◆ **GOAL**
Output only the count of lines that contain "sulit".

Dataset rows:
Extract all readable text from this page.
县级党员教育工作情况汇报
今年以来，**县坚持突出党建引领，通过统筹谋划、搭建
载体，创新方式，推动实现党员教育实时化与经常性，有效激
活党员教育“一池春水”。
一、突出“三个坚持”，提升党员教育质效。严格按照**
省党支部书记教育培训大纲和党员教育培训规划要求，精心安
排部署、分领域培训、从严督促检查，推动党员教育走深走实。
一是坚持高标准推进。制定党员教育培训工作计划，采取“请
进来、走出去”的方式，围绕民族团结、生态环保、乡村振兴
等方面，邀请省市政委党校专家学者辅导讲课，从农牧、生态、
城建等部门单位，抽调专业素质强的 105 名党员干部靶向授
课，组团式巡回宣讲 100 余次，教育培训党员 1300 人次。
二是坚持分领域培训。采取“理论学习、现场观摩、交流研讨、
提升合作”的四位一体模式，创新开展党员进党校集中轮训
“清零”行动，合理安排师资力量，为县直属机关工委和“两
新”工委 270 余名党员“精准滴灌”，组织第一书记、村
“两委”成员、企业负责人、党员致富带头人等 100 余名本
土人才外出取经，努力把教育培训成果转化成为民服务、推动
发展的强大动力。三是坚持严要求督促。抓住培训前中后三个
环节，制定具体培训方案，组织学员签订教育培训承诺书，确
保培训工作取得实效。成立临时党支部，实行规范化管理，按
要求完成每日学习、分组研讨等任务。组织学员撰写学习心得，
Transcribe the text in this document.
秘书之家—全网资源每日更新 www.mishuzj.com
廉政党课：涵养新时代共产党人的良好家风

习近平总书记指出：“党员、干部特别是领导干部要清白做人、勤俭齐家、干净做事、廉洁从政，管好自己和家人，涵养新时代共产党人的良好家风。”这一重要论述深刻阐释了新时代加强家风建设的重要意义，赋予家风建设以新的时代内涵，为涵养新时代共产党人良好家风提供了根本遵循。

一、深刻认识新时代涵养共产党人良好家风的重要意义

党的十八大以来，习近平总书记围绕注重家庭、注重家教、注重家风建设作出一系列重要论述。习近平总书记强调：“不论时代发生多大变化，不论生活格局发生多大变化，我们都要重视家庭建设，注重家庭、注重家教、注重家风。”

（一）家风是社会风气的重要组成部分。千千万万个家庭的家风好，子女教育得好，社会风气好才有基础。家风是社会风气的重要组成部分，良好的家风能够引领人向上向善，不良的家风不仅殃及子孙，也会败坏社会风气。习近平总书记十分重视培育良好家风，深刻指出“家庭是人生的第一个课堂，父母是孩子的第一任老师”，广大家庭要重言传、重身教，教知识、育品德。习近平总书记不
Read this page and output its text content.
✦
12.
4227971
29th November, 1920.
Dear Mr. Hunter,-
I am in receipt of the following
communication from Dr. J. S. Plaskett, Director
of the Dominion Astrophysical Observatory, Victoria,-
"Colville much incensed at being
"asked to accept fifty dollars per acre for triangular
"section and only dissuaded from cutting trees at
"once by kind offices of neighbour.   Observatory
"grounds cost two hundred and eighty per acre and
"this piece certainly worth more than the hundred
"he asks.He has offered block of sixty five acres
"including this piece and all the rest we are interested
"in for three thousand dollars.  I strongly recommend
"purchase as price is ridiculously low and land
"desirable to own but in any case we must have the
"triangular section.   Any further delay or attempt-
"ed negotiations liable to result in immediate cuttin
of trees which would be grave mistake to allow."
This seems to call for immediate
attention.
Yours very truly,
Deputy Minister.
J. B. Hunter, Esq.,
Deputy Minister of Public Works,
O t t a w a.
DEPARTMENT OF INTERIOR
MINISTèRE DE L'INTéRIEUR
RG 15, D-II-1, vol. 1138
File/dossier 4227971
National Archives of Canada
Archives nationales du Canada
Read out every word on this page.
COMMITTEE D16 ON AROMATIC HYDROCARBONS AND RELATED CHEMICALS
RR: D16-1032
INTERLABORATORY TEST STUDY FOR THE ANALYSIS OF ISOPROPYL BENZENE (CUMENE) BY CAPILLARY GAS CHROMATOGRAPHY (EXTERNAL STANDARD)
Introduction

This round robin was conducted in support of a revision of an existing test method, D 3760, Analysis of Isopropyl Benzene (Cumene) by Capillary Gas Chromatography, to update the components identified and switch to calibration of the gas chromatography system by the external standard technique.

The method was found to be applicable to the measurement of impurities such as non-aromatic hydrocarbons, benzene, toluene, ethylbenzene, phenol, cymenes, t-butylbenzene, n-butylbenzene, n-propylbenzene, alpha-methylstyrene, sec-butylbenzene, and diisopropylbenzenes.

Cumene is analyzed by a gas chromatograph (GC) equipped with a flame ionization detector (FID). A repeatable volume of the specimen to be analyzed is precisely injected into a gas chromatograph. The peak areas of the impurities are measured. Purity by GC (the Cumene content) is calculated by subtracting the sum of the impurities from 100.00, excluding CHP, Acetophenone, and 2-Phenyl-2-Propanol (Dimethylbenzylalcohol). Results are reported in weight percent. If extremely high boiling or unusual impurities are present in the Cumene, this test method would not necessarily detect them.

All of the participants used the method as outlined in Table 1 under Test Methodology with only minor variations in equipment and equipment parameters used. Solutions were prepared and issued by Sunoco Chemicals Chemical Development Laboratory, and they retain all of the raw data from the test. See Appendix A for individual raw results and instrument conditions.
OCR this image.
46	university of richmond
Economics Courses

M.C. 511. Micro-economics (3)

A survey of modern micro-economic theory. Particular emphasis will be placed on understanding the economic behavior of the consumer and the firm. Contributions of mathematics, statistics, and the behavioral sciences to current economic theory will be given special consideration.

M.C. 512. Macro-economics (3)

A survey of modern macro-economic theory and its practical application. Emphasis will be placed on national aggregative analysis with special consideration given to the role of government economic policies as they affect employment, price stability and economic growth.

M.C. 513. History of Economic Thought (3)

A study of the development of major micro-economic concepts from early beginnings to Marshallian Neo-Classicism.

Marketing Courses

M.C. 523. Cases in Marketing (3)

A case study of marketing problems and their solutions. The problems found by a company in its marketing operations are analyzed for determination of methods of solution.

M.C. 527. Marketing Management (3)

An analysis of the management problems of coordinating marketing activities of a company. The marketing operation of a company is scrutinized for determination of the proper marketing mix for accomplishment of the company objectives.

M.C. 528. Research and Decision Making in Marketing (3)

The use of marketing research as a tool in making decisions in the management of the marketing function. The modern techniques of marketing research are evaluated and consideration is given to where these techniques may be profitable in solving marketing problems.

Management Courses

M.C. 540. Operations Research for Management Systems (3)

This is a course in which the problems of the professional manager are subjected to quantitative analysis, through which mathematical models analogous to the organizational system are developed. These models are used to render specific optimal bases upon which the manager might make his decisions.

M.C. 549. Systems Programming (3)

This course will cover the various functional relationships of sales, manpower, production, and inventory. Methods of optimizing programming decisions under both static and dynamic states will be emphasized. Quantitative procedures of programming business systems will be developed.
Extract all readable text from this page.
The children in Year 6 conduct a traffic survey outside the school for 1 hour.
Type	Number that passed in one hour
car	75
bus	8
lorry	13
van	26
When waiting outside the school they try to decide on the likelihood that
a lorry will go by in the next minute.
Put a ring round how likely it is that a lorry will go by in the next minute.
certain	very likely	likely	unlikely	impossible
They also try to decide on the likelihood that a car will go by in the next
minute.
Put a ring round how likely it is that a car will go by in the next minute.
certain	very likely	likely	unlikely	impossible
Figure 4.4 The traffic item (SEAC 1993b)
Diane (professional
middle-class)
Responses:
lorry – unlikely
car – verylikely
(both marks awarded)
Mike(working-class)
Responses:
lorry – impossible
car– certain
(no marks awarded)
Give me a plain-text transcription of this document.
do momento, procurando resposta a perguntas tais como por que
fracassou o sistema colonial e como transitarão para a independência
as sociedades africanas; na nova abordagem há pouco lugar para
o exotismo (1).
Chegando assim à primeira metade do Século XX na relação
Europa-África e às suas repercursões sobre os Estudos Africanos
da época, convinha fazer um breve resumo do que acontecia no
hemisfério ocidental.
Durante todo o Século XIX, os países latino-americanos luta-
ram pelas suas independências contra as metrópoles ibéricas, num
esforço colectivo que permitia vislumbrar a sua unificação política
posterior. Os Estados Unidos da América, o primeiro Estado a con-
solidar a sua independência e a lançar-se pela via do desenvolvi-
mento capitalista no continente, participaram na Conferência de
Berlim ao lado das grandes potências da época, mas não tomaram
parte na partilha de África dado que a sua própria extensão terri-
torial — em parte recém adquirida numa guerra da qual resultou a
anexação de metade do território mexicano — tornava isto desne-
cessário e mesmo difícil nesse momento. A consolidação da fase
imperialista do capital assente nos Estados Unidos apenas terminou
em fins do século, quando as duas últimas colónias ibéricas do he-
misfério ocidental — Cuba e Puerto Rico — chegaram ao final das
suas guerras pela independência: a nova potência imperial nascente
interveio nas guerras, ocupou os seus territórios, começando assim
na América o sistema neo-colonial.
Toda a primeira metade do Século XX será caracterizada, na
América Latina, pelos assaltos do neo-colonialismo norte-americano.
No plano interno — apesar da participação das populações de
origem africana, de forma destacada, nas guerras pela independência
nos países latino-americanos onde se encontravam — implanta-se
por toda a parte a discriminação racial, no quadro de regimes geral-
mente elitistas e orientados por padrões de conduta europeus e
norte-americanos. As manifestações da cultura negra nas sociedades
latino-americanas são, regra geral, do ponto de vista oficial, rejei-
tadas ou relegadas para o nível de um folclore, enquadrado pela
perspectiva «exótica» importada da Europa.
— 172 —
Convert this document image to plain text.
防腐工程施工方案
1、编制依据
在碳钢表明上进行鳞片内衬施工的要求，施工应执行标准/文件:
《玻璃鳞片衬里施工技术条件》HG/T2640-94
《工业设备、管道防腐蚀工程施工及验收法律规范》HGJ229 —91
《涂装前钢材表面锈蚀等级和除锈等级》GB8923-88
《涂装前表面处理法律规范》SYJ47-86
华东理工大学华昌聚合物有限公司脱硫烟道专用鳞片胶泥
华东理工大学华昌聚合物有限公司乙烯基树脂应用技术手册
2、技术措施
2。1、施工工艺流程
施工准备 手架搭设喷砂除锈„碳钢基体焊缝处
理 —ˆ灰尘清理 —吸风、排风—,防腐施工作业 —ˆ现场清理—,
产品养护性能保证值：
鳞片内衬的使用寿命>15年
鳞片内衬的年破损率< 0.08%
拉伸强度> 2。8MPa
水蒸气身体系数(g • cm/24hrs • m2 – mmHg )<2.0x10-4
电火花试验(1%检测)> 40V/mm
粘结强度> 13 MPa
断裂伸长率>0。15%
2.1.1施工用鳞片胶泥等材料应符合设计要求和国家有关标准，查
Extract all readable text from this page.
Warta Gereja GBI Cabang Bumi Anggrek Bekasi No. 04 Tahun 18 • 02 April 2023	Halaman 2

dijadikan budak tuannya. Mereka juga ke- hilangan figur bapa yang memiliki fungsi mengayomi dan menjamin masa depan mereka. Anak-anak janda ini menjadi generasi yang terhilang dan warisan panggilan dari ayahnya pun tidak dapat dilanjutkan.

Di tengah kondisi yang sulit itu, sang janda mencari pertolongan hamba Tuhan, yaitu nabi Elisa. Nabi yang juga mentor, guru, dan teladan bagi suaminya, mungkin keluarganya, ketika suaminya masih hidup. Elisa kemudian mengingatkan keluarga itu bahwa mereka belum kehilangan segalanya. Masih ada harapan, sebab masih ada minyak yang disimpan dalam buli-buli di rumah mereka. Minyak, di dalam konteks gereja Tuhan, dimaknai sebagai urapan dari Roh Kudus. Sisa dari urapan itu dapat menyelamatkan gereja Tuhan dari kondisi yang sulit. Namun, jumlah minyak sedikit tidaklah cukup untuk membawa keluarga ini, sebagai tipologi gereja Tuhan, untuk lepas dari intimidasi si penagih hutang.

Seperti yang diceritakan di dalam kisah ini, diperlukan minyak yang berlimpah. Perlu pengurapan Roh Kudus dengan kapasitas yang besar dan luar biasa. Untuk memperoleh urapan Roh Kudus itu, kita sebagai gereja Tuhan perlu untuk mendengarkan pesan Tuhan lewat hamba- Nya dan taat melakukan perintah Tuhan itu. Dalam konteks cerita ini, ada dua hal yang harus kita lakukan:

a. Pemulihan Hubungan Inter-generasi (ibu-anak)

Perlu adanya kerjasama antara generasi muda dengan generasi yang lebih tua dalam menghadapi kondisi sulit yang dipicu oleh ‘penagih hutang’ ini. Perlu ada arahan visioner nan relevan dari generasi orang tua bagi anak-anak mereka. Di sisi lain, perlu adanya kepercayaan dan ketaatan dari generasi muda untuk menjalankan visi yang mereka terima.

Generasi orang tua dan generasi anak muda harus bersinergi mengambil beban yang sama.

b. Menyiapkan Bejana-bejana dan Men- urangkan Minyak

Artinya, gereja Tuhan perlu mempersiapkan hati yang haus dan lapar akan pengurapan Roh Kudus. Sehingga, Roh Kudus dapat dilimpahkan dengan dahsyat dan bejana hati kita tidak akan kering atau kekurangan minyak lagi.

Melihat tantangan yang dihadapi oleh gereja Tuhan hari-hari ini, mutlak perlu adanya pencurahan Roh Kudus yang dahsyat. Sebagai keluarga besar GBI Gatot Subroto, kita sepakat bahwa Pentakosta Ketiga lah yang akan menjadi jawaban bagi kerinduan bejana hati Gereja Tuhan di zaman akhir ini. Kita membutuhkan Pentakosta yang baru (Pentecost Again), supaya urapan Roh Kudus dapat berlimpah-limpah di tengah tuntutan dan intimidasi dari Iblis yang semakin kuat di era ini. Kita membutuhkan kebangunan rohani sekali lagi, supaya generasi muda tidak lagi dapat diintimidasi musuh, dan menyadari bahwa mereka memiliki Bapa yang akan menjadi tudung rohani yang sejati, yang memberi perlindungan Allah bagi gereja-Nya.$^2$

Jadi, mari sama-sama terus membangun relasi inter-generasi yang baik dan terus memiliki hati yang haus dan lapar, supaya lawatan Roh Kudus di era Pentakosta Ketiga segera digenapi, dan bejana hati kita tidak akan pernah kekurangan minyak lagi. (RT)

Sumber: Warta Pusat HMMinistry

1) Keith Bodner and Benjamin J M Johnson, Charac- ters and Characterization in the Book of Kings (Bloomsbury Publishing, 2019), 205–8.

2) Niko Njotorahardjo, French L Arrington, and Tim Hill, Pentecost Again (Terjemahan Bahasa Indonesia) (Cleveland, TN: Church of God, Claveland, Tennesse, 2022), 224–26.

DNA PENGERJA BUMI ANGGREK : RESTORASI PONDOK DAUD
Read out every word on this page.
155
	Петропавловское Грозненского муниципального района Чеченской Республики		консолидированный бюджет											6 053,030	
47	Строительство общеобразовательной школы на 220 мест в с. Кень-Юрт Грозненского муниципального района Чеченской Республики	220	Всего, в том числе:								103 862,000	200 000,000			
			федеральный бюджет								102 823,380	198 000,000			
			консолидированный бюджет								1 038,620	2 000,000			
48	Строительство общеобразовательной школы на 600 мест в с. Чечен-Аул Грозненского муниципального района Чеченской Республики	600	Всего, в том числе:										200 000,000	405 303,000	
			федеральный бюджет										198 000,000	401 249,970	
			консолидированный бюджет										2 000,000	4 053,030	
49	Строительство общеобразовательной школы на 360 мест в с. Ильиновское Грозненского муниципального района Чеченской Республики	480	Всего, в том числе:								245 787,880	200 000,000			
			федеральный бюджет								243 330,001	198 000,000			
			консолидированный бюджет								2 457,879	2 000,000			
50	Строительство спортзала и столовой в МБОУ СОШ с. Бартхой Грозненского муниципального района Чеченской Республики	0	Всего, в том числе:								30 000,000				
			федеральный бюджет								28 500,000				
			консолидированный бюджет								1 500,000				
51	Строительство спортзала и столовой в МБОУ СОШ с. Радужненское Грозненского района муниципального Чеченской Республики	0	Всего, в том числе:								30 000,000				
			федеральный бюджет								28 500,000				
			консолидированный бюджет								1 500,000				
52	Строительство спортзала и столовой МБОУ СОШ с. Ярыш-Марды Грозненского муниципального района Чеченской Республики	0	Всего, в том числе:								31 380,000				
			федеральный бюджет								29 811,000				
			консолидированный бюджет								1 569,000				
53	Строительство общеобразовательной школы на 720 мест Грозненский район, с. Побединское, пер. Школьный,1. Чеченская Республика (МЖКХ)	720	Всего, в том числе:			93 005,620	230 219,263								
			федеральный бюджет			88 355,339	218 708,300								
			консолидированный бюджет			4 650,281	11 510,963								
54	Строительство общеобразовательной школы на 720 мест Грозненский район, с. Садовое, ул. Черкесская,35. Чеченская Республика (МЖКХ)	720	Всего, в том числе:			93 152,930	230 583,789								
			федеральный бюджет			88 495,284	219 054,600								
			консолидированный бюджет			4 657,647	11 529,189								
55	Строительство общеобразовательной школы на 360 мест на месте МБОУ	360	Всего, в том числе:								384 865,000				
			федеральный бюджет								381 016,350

◆ **ANSWER TO THE PROBLEM**
2